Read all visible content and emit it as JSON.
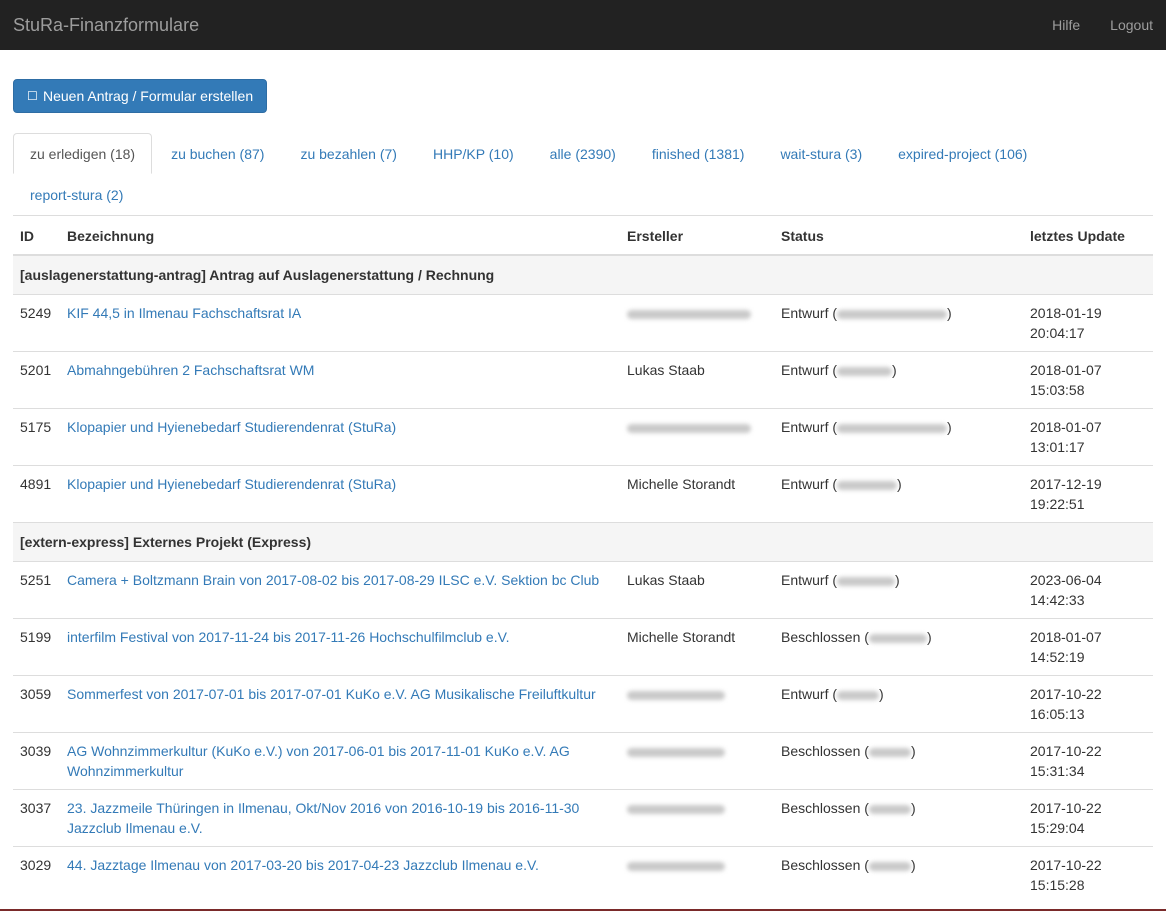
{
  "navbar": {
    "brand": "StuRa-Finanzformulare",
    "links": [
      "Hilfe",
      "Logout"
    ]
  },
  "new_button": {
    "icon": "plus-icon",
    "label": "Neuen Antrag / Formular erstellen"
  },
  "tabs": [
    {
      "label": "zu erledigen (18)",
      "active": true
    },
    {
      "label": "zu buchen (87)"
    },
    {
      "label": "zu bezahlen (7)"
    },
    {
      "label": "HHP/KP (10)"
    },
    {
      "label": "alle (2390)"
    },
    {
      "label": "finished (1381)"
    },
    {
      "label": "wait-stura (3)"
    },
    {
      "label": "expired-project (106)"
    },
    {
      "label": "report-stura (2)"
    }
  ],
  "table": {
    "headers": [
      "ID",
      "Bezeichnung",
      "Ersteller",
      "Status",
      "letztes Update"
    ],
    "groups": [
      {
        "title": "[auslagenerstattung-antrag] Antrag auf Auslagenerstattung / Rechnung",
        "rows": [
          {
            "id": "5249",
            "name": "KIF 44,5 in Ilmenau Fachschaftsrat IA",
            "creator": "",
            "status": "Entwurf",
            "date": "2018-01-19",
            "time": "20:04:17"
          },
          {
            "id": "5201",
            "name": "Abmahngebühren 2 Fachschaftsrat WM",
            "creator": "Lukas Staab",
            "status": "Entwurf",
            "date": "2018-01-07",
            "time": "15:03:58"
          },
          {
            "id": "5175",
            "name": "Klopapier und Hyienebedarf Studierendenrat (StuRa)",
            "creator": "",
            "status": "Entwurf",
            "date": "2018-01-07",
            "time": "13:01:17"
          },
          {
            "id": "4891",
            "name": "Klopapier und Hyienebedarf Studierendenrat (StuRa)",
            "creator": "Michelle Storandt",
            "status": "Entwurf",
            "date": "2017-12-19",
            "time": "19:22:51"
          }
        ]
      },
      {
        "title": "[extern-express] Externes Projekt (Express)",
        "rows": [
          {
            "id": "5251",
            "name": "Camera + Boltzmann Brain von 2017-08-02 bis 2017-08-29 ILSC e.V. Sektion bc Club",
            "creator": "Lukas Staab",
            "status": "Entwurf",
            "date": "2023-06-04",
            "time": "14:42:33"
          },
          {
            "id": "5199",
            "name": "interfilm Festival von 2017-11-24 bis 2017-11-26 Hochschulfilmclub e.V.",
            "creator": "Michelle Storandt",
            "status": "Beschlossen",
            "date": "2018-01-07",
            "time": "14:52:19"
          },
          {
            "id": "3059",
            "name": "Sommerfest von 2017-07-01 bis 2017-07-01 KuKo e.V. AG Musikalische Freiluftkultur",
            "creator": "",
            "status": "Entwurf",
            "date": "2017-10-22",
            "time": "16:05:13"
          },
          {
            "id": "3039",
            "name": "AG Wohnzimmerkultur (KuKo e.V.) von 2017-06-01 bis 2017-11-01 KuKo e.V. AG Wohnzimmerkultur",
            "creator": "",
            "status": "Beschlossen",
            "date": "2017-10-22",
            "time": "15:31:34"
          },
          {
            "id": "3037",
            "name": "23. Jazzmeile Thüringen in Ilmenau, Okt/Nov 2016 von 2016-10-19 bis 2016-11-30 Jazzclub Ilmenau e.V.",
            "creator": "",
            "status": "Beschlossen",
            "date": "2017-10-22",
            "time": "15:29:04"
          },
          {
            "id": "3029",
            "name": "44. Jazztage Ilmenau von 2017-03-20 bis 2017-04-23 Jazzclub Ilmenau e.V.",
            "creator": "",
            "status": "Beschlossen",
            "date": "2017-10-22",
            "time": "15:15:28"
          }
        ]
      }
    ]
  },
  "colors": {
    "navbar_bg": "#222222",
    "primary": "#337ab7",
    "group_bg": "#f5f5f5"
  }
}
——————————
* REQUIREMENTS *
Reproduce the data verbatim. Do not carry any picture into the copy.

* SOLUTION BELOW *
Read all visible content and emit it as JSON.
{
  "navbar": {
    "brand": "StuRa-Finanzformulare",
    "links": [
      "Hilfe",
      "Logout"
    ]
  },
  "new_button": {
    "icon": "plus-icon",
    "label": "Neuen Antrag / Formular erstellen"
  },
  "tabs": [
    {
      "label": "zu erledigen (18)",
      "active": true
    },
    {
      "label": "zu buchen (87)"
    },
    {
      "label": "zu bezahlen (7)"
    },
    {
      "label": "HHP/KP (10)"
    },
    {
      "label": "alle (2390)"
    },
    {
      "label": "finished (1381)"
    },
    {
      "label": "wait-stura (3)"
    },
    {
      "label": "expired-project (106)"
    },
    {
      "label": "report-stura (2)"
    }
  ],
  "table": {
    "headers": [
      "ID",
      "Bezeichnung",
      "Ersteller",
      "Status",
      "letztes Update"
    ],
    "groups": [
      {
        "title": "[auslagenerstattung-antrag] Antrag auf Auslagenerstattung / Rechnung",
        "rows": [
          {
            "id": "5249",
            "name": "KIF 44,5 in Ilmenau Fachschaftsrat IA",
            "creator": "",
            "status": "Entwurf",
            "date": "2018-01-19",
            "time": "20:04:17"
          },
          {
            "id": "5201",
            "name": "Abmahngebühren 2 Fachschaftsrat WM",
            "creator": "Lukas Staab",
            "status": "Entwurf",
            "date": "2018-01-07",
            "time": "15:03:58"
          },
          {
            "id": "5175",
            "name": "Klopapier und Hyienebedarf Studierendenrat (StuRa)",
            "creator": "",
            "status": "Entwurf",
            "date": "2018-01-07",
            "time": "13:01:17"
          },
          {
            "id": "4891",
            "name": "Klopapier und Hyienebedarf Studierendenrat (StuRa)",
            "creator": "Michelle Storandt",
            "status": "Entwurf",
            "date": "2017-12-19",
            "time": "19:22:51"
          }
        ]
      },
      {
        "title": "[extern-express] Externes Projekt (Express)",
        "rows": [
          {
            "id": "5251",
            "name": "Camera + Boltzmann Brain von 2017-08-02 bis 2017-08-29 ILSC e.V. Sektion bc Club",
            "creator": "Lukas Staab",
            "status": "Entwurf",
            "date": "2023-06-04",
            "time": "14:42:33"
          },
          {
            "id": "5199",
            "name": "interfilm Festival von 2017-11-24 bis 2017-11-26 Hochschulfilmclub e.V.",
            "creator": "Michelle Storandt",
            "status": "Beschlossen",
            "date": "2018-01-07",
            "time": "14:52:19"
          },
          {
            "id": "3059",
            "name": "Sommerfest von 2017-07-01 bis 2017-07-01 KuKo e.V. AG Musikalische Freiluftkultur",
            "creator": "",
            "status": "Entwurf",
            "date": "2017-10-22",
            "time": "16:05:13"
          },
          {
            "id": "3039",
            "name": "AG Wohnzimmerkultur (KuKo e.V.) von 2017-06-01 bis 2017-11-01 KuKo e.V. AG Wohnzimmerkultur",
            "creator": "",
            "status": "Beschlossen",
            "date": "2017-10-22",
            "time": "15:31:34"
          },
          {
            "id": "3037",
            "name": "23. Jazzmeile Thüringen in Ilmenau, Okt/Nov 2016 von 2016-10-19 bis 2016-11-30 Jazzclub Ilmenau e.V.",
            "creator": "",
            "status": "Beschlossen",
            "date": "2017-10-22",
            "time": "15:29:04"
          },
          {
            "id": "3029",
            "name": "44. Jazztage Ilmenau von 2017-03-20 bis 2017-04-23 Jazzclub Ilmenau e.V.",
            "creator": "",
            "status": "Beschlossen",
            "date": "2017-10-22",
            "time": "15:15:28"
          }
        ]
      }
    ]
  },
  "colors": {
    "navbar_bg": "#222222",
    "primary": "#337ab7",
    "group_bg": "#f5f5f5"
  }
}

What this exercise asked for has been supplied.